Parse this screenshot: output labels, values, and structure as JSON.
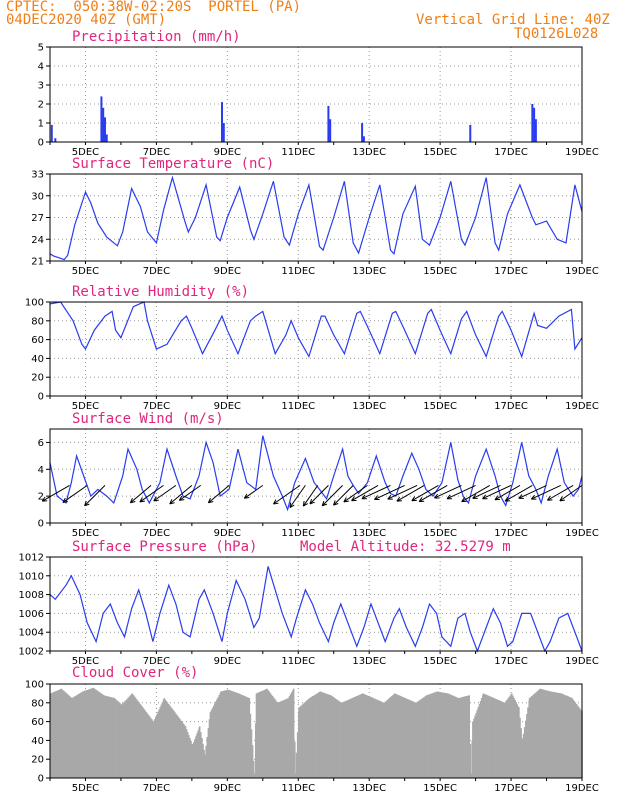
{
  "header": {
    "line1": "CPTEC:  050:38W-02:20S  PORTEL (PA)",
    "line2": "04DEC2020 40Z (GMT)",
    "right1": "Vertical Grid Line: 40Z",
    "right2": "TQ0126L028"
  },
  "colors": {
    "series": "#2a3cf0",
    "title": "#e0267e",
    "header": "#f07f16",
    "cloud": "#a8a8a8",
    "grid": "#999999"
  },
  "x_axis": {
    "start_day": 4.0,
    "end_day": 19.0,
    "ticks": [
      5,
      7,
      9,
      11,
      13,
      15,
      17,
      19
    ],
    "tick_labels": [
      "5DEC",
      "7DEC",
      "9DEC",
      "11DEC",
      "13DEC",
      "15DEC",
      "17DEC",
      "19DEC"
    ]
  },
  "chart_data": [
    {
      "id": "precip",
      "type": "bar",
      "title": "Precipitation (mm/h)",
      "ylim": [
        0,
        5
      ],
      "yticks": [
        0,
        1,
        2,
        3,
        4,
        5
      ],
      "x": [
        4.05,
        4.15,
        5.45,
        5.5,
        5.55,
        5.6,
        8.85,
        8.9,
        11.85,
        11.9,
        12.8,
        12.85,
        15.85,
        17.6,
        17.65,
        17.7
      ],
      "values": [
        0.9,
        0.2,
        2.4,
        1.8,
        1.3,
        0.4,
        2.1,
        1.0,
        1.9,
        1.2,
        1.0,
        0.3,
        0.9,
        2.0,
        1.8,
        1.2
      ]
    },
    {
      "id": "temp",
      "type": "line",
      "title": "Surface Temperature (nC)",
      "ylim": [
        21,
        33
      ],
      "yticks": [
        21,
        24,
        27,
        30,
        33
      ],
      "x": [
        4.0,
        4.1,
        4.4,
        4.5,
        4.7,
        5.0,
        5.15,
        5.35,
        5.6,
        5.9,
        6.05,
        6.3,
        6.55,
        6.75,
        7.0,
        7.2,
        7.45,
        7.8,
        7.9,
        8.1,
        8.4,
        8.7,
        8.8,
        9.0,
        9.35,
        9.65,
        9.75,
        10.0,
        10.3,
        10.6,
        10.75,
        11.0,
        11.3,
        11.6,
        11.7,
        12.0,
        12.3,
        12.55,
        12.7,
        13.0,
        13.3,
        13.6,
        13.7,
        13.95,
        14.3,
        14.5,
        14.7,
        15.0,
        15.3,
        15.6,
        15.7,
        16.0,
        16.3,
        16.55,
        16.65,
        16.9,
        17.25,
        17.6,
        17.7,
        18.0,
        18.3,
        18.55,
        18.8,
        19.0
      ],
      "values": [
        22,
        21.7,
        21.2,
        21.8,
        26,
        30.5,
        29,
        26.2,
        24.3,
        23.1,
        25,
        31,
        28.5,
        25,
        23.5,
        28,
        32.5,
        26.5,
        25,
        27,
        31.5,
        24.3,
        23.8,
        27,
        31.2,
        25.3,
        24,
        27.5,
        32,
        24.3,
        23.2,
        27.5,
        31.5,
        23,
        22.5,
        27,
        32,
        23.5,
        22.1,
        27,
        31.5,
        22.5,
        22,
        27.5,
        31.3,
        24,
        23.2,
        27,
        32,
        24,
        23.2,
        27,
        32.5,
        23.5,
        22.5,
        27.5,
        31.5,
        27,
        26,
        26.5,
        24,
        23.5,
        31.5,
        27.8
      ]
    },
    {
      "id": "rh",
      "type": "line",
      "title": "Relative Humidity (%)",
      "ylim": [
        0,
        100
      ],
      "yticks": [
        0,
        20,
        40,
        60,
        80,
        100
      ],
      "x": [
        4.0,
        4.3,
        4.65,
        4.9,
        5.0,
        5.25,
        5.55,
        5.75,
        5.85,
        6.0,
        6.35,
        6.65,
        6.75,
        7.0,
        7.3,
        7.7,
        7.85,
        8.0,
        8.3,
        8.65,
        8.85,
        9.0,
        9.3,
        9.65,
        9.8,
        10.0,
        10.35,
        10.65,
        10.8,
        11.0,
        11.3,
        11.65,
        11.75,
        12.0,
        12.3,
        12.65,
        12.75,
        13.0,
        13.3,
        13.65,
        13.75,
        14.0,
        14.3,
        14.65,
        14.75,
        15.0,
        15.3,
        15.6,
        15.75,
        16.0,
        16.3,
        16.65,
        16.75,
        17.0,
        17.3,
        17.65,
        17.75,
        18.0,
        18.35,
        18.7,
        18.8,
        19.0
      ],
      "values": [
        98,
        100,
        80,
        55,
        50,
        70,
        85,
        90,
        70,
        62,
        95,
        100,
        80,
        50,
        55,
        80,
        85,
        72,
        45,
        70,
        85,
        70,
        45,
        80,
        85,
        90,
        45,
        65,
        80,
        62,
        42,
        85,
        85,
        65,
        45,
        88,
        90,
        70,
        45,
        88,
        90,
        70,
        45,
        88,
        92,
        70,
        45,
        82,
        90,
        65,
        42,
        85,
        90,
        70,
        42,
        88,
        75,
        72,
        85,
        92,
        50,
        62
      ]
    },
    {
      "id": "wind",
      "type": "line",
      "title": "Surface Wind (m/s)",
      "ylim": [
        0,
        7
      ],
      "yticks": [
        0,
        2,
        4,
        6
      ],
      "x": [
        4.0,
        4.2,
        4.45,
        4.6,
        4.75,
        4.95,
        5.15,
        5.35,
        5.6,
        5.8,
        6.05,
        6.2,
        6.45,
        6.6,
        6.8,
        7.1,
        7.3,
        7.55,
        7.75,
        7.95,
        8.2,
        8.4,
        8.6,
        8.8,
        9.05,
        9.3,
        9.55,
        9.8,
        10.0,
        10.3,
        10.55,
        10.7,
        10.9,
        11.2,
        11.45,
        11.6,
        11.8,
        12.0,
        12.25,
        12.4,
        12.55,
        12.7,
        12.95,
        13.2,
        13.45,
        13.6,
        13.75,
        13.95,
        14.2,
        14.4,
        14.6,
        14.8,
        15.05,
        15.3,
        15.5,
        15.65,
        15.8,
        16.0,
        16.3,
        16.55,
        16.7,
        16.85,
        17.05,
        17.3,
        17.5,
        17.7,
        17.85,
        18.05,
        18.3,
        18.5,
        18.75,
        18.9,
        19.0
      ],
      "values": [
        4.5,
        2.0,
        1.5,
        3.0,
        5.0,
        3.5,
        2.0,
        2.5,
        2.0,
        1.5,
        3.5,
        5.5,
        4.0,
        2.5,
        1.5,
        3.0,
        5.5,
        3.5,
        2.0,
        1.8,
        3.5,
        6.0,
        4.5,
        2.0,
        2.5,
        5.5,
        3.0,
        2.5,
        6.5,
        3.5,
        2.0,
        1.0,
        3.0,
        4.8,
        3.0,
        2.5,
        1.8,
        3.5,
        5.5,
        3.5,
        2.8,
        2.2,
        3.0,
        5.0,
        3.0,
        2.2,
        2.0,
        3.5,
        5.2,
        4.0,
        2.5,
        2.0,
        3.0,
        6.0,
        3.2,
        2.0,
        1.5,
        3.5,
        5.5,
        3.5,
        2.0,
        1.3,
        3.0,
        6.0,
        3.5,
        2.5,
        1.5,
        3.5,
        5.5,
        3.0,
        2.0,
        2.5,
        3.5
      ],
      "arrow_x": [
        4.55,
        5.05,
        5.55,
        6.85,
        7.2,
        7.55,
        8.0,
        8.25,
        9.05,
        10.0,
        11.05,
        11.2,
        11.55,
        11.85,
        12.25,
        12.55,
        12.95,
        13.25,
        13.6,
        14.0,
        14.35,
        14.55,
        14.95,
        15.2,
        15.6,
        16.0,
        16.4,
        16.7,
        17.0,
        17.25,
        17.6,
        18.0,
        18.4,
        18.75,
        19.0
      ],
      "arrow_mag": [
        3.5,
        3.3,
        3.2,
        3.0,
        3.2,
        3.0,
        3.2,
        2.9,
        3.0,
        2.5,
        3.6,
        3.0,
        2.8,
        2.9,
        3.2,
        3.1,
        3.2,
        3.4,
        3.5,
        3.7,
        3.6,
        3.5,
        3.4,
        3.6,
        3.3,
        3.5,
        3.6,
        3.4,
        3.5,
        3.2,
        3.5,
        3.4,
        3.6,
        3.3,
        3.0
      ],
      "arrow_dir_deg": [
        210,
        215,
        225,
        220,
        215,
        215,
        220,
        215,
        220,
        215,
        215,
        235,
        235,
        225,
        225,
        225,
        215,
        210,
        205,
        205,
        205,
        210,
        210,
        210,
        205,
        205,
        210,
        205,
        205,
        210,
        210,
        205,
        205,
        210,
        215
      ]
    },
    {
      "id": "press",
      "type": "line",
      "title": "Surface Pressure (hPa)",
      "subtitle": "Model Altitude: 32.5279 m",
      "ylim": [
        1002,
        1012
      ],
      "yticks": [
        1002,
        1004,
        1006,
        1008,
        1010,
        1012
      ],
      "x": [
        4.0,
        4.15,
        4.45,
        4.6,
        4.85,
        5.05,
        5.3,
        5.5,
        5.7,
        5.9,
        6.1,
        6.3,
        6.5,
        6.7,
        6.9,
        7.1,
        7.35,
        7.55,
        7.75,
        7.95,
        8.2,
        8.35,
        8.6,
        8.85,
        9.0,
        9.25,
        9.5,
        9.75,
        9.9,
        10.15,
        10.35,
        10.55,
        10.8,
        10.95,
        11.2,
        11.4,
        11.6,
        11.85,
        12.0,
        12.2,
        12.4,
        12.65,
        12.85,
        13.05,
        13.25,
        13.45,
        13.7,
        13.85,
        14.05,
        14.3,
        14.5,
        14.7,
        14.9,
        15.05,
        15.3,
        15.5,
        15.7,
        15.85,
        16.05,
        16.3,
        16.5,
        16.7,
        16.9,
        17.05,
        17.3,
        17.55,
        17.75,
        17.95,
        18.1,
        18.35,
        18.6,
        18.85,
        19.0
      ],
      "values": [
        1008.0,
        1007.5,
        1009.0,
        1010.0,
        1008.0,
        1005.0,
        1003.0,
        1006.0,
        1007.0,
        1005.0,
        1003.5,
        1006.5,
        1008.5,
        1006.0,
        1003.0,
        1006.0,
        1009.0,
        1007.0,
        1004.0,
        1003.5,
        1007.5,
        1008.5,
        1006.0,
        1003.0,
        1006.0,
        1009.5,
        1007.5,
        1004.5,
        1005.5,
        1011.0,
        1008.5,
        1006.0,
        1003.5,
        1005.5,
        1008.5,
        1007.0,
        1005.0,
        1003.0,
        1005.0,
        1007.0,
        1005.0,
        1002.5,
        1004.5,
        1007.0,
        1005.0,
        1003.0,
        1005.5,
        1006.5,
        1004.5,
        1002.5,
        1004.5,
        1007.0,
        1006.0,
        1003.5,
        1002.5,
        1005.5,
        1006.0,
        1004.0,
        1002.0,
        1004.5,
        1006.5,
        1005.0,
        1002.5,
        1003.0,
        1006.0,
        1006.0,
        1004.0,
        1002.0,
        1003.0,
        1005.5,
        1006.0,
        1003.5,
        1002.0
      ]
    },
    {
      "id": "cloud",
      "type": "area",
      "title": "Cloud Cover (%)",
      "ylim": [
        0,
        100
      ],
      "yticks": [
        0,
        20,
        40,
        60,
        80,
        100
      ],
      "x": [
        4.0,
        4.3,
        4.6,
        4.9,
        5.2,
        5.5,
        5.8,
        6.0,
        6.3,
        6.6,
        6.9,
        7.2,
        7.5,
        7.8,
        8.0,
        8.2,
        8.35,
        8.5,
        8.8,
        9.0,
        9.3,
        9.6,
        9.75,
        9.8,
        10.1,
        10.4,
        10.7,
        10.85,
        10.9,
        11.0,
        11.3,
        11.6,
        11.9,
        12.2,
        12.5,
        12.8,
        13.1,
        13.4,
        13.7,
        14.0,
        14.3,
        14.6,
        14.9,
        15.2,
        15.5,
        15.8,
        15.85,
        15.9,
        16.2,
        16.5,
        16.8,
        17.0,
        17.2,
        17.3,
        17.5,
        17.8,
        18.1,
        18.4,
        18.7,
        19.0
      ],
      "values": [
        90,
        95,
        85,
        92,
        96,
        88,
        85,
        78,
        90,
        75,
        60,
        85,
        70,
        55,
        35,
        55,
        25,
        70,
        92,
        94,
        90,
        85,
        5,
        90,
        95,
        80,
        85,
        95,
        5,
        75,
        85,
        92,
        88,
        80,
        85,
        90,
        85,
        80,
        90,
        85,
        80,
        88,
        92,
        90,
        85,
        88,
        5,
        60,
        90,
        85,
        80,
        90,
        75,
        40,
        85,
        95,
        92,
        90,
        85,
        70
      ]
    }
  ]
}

....

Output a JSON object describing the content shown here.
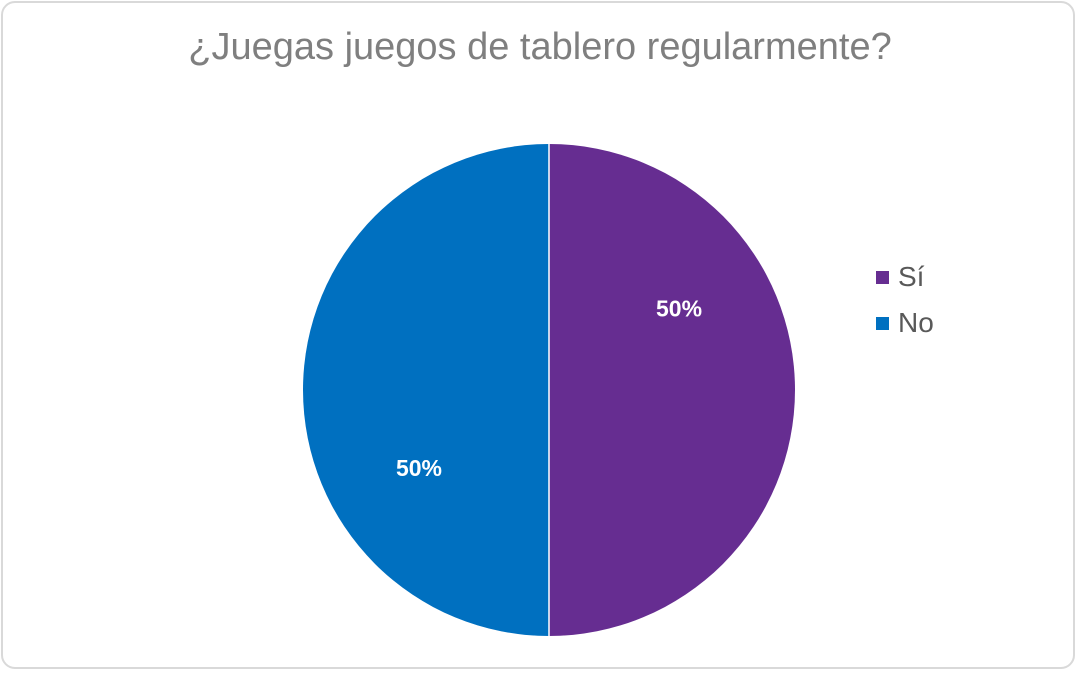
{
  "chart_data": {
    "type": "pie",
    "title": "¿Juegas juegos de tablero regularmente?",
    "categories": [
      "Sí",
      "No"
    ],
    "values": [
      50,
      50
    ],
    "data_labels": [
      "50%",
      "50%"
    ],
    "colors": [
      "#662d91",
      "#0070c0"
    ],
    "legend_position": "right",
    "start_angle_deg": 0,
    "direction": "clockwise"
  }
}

....

Work to be completed: From the records given above, copy all lines containing "Surface".

Result for this task:
      "title": "Surface Temperature (nC)",
      "title": "Surface Wind (m/s)",
      "title": "Surface Pressure (hPa)",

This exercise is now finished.